_Given request_
Sort through the entries below and pull out lines containing the word "Brück".

_Provided data_
▬▬▬▬▬▬

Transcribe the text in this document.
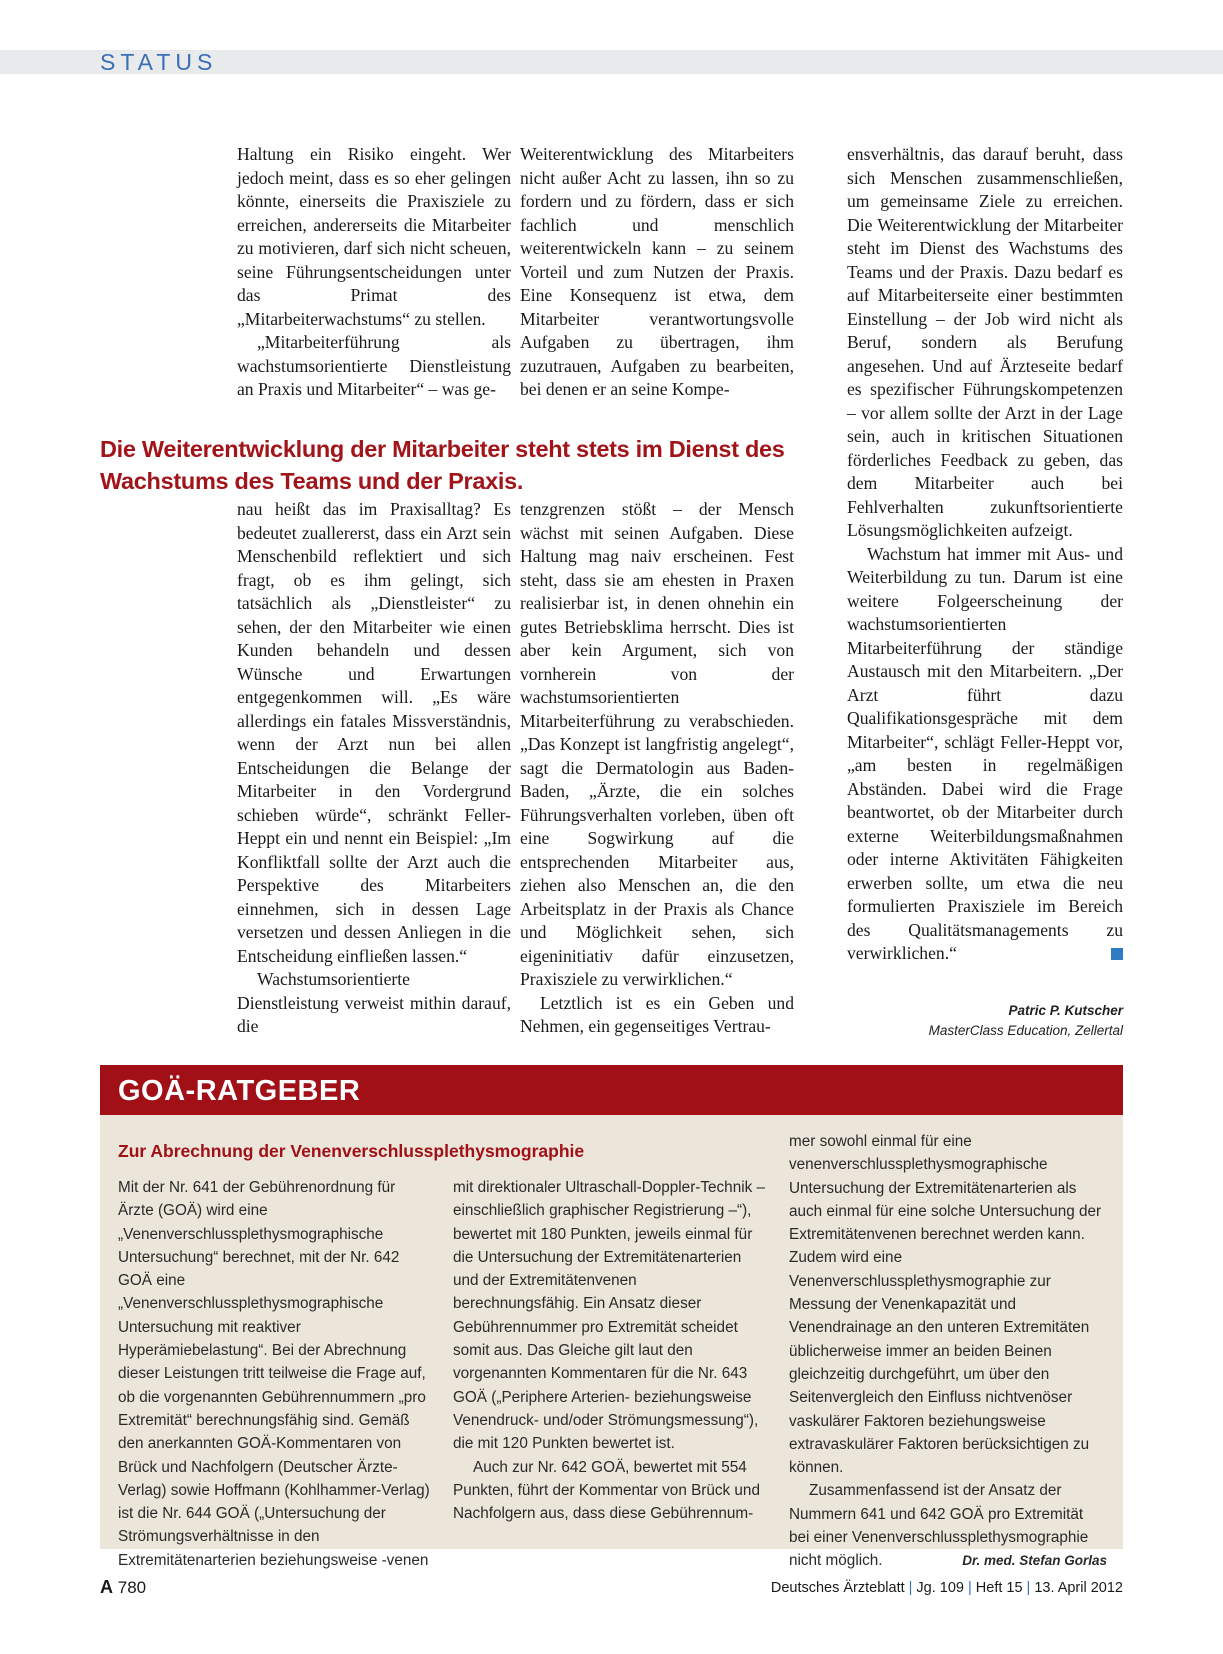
STATUS

Haltung ein Risiko eingeht. Wer jedoch meint, dass es so eher gelingen könnte, einerseits die Praxisziele zu erreichen, andererseits die Mitarbeiter zu motivieren, darf sich nicht scheuen, seine Führungsentscheidungen unter das Primat des „Mitarbeiterwachstums“ zu stellen.

„Mitarbeiterführung als wachstumsorientierte Dienstleistung an Praxis und Mitarbeiter“ – was ge-

Weiterentwicklung des Mitarbeiters nicht außer Acht zu lassen, ihn so zu fordern und zu fördern, dass er sich fachlich und menschlich weiterentwickeln kann – zu seinem Vorteil und zum Nutzen der Praxis. Eine Konsequenz ist etwa, dem Mitarbeiter verantwortungsvolle Aufgaben zu übertragen, ihm zuzutrauen, Aufgaben zu bearbeiten, bei denen er an seine Kompe-

Die Weiterentwicklung der Mitarbeiter steht stets im Dienst des Wachstums des Teams und der Praxis.

nau heißt das im Praxisalltag? Es bedeutet zuallererst, dass ein Arzt sein Menschenbild reflektiert und sich fragt, ob es ihm gelingt, sich tatsächlich als „Dienstleister“ zu sehen, der den Mitarbeiter wie einen Kunden behandeln und dessen Wünsche und Erwartungen entgegenkommen will. „Es wäre allerdings ein fatales Missverständnis, wenn der Arzt nun bei allen Entscheidungen die Belange der Mitarbeiter in den Vordergrund schieben würde“, schränkt Feller-Heppt ein und nennt ein Beispiel: „Im Konfliktfall sollte der Arzt auch die Perspektive des Mitarbeiters einnehmen, sich in dessen Lage versetzen und dessen Anliegen in die Entscheidung einfließen lassen.“

Wachstumsorientierte Dienstleistung verweist mithin darauf, die

tenzgrenzen stößt – der Mensch wächst mit seinen Aufgaben. Diese Haltung mag naiv erscheinen. Fest steht, dass sie am ehesten in Praxen realisierbar ist, in denen ohnehin ein gutes Betriebsklima herrscht. Dies ist aber kein Argument, sich von vornherein von der wachstumsorientierten Mitarbeiterführung zu verabschieden. „Das Konzept ist langfristig angelegt“, sagt die Dermatologin aus Baden-Baden, „Ärzte, die ein solches Führungsverhalten vorleben, üben oft eine Sogwirkung auf die entsprechenden Mitarbeiter aus, ziehen also Menschen an, die den Arbeitsplatz in der Praxis als Chance und Möglichkeit sehen, sich eigeninitiativ dafür einzusetzen, Praxisziele zu verwirklichen.“

Letztlich ist es ein Geben und Nehmen, ein gegenseitiges Vertrau-

ensverhältnis, das darauf beruht, dass sich Menschen zusammenschließen, um gemeinsame Ziele zu erreichen. Die Weiterentwicklung der Mitarbeiter steht im Dienst des Wachstums des Teams und der Praxis. Dazu bedarf es auf Mitarbeiterseite einer bestimmten Einstellung – der Job wird nicht als Beruf, sondern als Berufung angesehen. Und auf Ärzteseite bedarf es spezifischer Führungskompetenzen – vor allem sollte der Arzt in der Lage sein, auch in kritischen Situationen förderliches Feedback zu geben, das dem Mitarbeiter auch bei Fehlverhalten zukunftsorientierte Lösungsmöglichkeiten aufzeigt.

Wachstum hat immer mit Aus- und Weiterbildung zu tun. Darum ist eine weitere Folgeerscheinung der wachstumsorientierten Mitarbeiterführung der ständige Austausch mit den Mitarbeitern. „Der Arzt führt dazu Qualifikationsgespräche mit dem Mitarbeiter“, schlägt Feller-Heppt vor, „am besten in regelmäßigen Abständen. Dabei wird die Frage beantwortet, ob der Mitarbeiter durch externe Weiterbildungsmaßnahmen oder interne Aktivitäten Fähigkeiten erwerben sollte, um etwa die neu formulierten Praxisziele im Bereich des Qualitätsmanagements zu verwirklichen.“

Patric P. Kutscher
MasterClass Education, Zellertal
GOÄ-RATGEBER
Zur Abrechnung der Venenverschlussplethysmographie

Mit der Nr. 641 der Gebührenordnung für Ärzte (GOÄ) wird eine „Venenverschlussplethysmographische Untersuchung“ berechnet, mit der Nr. 642 GOÄ eine „Venenverschlussplethysmographische Untersuchung mit reaktiver Hyperämiebelastung“. Bei der Abrechnung dieser Leistungen tritt teilweise die Frage auf, ob die vorgenannten Gebührennummern „pro Extremität“ berechnungsfähig sind. Gemäß den anerkannten GOÄ-Kommentaren von Brück und Nachfolgern (Deutscher Ärzte-Verlag) sowie Hoffmann (Kohlhammer-Verlag) ist die Nr. 644 GOÄ („Untersuchung der Strömungsverhältnisse in den Extremitätenarterien beziehungsweise -venen

mit direktionaler Ultraschall-Doppler-Technik – einschließlich graphischer Registrierung –“), bewertet mit 180 Punkten, jeweils einmal für die Untersuchung der Extremitätenarterien und der Extremitätenvenen berechnungsfähig. Ein Ansatz dieser Gebührennummer pro Extremität scheidet somit aus. Das Gleiche gilt laut den vorgenannten Kommentaren für die Nr. 643 GOÄ („Periphere Arterien- beziehungsweise Venendruck- und/oder Strömungsmessung“), die mit 120 Punkten bewertet ist.

Auch zur Nr. 642 GOÄ, bewertet mit 554 Punkten, führt der Kommentar von Brück und Nachfolgern aus, dass diese Gebührennum-

mer sowohl einmal für eine venenverschlussplethysmographische Untersuchung der Extremitätenarterien als auch einmal für eine solche Untersuchung der Extremitätenvenen berechnet werden kann. Zudem wird eine Venenverschlussplethysmographie zur Messung der Venenkapazität und Venendrainage an den unteren Extremitäten üblicherweise immer an beiden Beinen gleichzeitig durchgeführt, um über den Seitenvergleich den Einfluss nichtvenöser vaskulärer Faktoren beziehungsweise extravaskulärer Faktoren berücksichtigen zu können.

Zusammenfassend ist der Ansatz der Nummern 641 und 642 GOÄ pro Extremität bei einer Venenverschlussplethysmographie nicht möglich.	Dr. med. Stefan Gorlas

A 780	Deutsches Ärzteblatt | Jg. 109 | Heft 15 | 13. April 2012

▬▬▬▬▬▬

_The reply_
Mit der Nr. 641 der Gebührenordnung für Ärzte (GOÄ) wird eine „Venenverschlussplethysmographische Untersuchung“ berechnet, mit der Nr. 642 GOÄ eine „Venenverschlussplethysmographische Untersuchung mit reaktiver Hyperämiebelastung“. Bei der Abrechnung dieser Leistungen tritt teilweise die Frage auf, ob die vorgenannten Gebührennummern „pro Extremität“ berechnungsfähig sind. Gemäß den anerkannten GOÄ-Kommentaren von Brück und Nachfolgern (Deutscher Ärzte-Verlag) sowie Hoffmann (Kohlhammer-Verlag) ist die Nr. 644 GOÄ („Untersuchung der Strömungsverhältnisse in den Extremitätenarterien beziehungsweise -venen
Auch zur Nr. 642 GOÄ, bewertet mit 554 Punkten, führt der Kommentar von Brück und Nachfolgern aus, dass diese Gebührennum-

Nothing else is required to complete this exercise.